Provided records →
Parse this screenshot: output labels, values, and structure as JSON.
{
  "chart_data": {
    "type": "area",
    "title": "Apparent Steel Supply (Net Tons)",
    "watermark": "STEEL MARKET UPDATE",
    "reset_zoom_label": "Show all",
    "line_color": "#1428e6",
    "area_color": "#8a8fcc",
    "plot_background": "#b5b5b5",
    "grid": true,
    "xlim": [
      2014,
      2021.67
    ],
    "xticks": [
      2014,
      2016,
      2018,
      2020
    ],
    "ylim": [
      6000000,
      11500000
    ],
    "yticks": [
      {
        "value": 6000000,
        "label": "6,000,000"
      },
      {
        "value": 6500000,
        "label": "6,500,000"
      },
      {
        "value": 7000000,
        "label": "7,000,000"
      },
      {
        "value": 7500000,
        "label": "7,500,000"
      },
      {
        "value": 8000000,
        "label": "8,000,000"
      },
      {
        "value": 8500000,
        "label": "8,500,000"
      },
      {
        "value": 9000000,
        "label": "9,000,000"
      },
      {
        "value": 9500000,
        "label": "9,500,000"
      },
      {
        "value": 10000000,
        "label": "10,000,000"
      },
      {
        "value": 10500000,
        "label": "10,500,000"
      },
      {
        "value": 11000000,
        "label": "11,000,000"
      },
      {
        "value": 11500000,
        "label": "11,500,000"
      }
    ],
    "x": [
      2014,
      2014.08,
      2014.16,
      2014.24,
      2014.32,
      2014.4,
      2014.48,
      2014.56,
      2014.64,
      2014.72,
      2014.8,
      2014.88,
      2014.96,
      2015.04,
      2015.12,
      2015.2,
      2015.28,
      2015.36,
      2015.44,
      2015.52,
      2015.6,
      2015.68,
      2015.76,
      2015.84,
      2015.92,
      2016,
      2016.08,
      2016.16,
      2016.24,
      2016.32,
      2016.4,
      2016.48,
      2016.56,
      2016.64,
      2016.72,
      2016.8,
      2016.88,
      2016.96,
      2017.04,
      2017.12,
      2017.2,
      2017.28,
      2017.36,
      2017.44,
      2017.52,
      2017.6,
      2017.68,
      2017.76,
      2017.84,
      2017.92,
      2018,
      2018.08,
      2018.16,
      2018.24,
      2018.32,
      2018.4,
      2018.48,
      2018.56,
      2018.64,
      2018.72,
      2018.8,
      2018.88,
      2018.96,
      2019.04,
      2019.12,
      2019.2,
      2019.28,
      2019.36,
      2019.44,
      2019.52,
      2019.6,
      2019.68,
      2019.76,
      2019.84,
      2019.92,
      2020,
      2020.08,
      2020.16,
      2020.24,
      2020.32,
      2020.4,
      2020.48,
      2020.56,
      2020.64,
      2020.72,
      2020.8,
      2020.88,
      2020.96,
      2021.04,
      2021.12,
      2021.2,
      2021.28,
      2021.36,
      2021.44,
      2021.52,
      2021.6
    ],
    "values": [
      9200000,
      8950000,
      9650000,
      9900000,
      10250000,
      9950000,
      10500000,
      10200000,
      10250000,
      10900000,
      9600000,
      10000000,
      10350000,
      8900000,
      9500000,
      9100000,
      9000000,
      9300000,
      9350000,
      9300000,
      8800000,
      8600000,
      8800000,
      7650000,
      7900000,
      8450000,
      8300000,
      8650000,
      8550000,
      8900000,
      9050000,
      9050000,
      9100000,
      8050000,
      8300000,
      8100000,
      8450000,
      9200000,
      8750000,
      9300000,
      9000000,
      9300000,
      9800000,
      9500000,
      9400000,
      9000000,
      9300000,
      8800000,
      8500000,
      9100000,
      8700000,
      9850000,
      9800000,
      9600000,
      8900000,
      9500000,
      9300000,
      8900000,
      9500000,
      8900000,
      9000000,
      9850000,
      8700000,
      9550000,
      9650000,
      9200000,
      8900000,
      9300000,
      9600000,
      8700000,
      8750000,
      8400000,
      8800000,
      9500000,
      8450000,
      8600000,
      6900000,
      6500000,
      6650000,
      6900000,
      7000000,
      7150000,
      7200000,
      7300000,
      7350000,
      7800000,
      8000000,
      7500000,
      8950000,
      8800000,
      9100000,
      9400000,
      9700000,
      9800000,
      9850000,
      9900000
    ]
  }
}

What the task asks →
Using the entries above, return each line that includes the word "values".

Written solution →
Parse this screenshot: output labels, values, and structure as JSON.
    "values": [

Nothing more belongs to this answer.